### TASK REQUIREMENTS
Reproduce the listing word for word, leaving every picture behind.

Saved entries:
::::::::
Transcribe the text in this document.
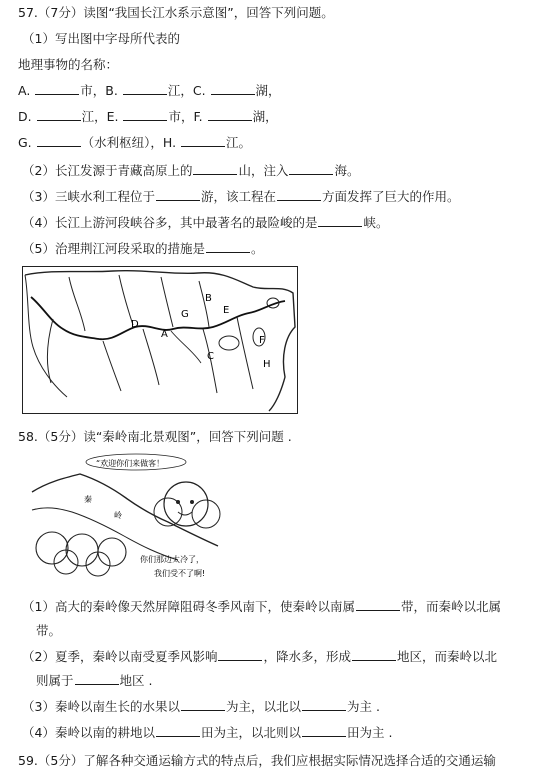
57.（7分）读图“我国长江水系示意图”，回答下列问题。
（1）写出图中字母所代表的
地理事物的名称：
A.	市，B.	江，C.	湖，
D.	江，E.	市，F.	湖，
G.	（水利枢纽），H.	江。
（2）长江发源于青藏高原上的	山，注入	海。
（3）三峡水利工程位于	游，该工程在	方面发挥了巨大的作用。
（4）长江上游河段峡谷多，其中最著名的最险峻的是	峡。
（5）治理荆江河段采取的措施是	。
A
B
C
D
E
F
G
H
58.（5分）读“秦岭南北景观图”，回答下列问题 .
“欢迎你们来做客！
秦
岭
你们那边太冷了，
我们受不了啊!
（1）高大的秦岭像天然屏障阻碍冬季风南下，使秦岭以南属	带，而秦岭以北属
带。
（2）夏季，秦岭以南受夏季风影响	，降水多，形成	地区，而秦岭以北
则属于	地区 .
（3）秦岭以南生长的水果以	为主，以北以	为主 .
（4）秦岭以南的耕地以	田为主，以北则以	田为主 .
59.（5分）了解各种交通运输方式的特点后，我们应根据实际情况选择合适的交通运输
::::::::
### OUTPUT BELOW
Transcribe the text in this document.
57.（7分）读图“我国长江水系示意图”，回答下列问题。
（1）写出图中字母所代表的
地理事物的名称：
A.	市，B.	江，C.	湖，
D.	江，E.	市，F.	湖，
G.	（水利枢纽），H.	江。
（2）长江发源于青藏高原上的	山，注入	海。
（3）三峡水利工程位于	游，该工程在	方面发挥了巨大的作用。
（4）长江上游河段峡谷多，其中最著名的最险峻的是	峡。
（5）治理荆江河段采取的措施是	。
A
B
C
D
E
F
G
H
58.（5分）读“秦岭南北景观图”，回答下列问题 .
“欢迎你们来做客！
秦
岭
你们那边太冷了，
我们受不了啊!
（1）高大的秦岭像天然屏障阻碍冬季风南下，使秦岭以南属	带，而秦岭以北属
带。
（2）夏季，秦岭以南受夏季风影响	，降水多，形成	地区，而秦岭以北
则属于	地区 .
（3）秦岭以南生长的水果以	为主，以北以	为主 .
（4）秦岭以南的耕地以	田为主，以北则以	田为主 .
59.（5分）了解各种交通运输方式的特点后，我们应根据实际情况选择合适的交通运输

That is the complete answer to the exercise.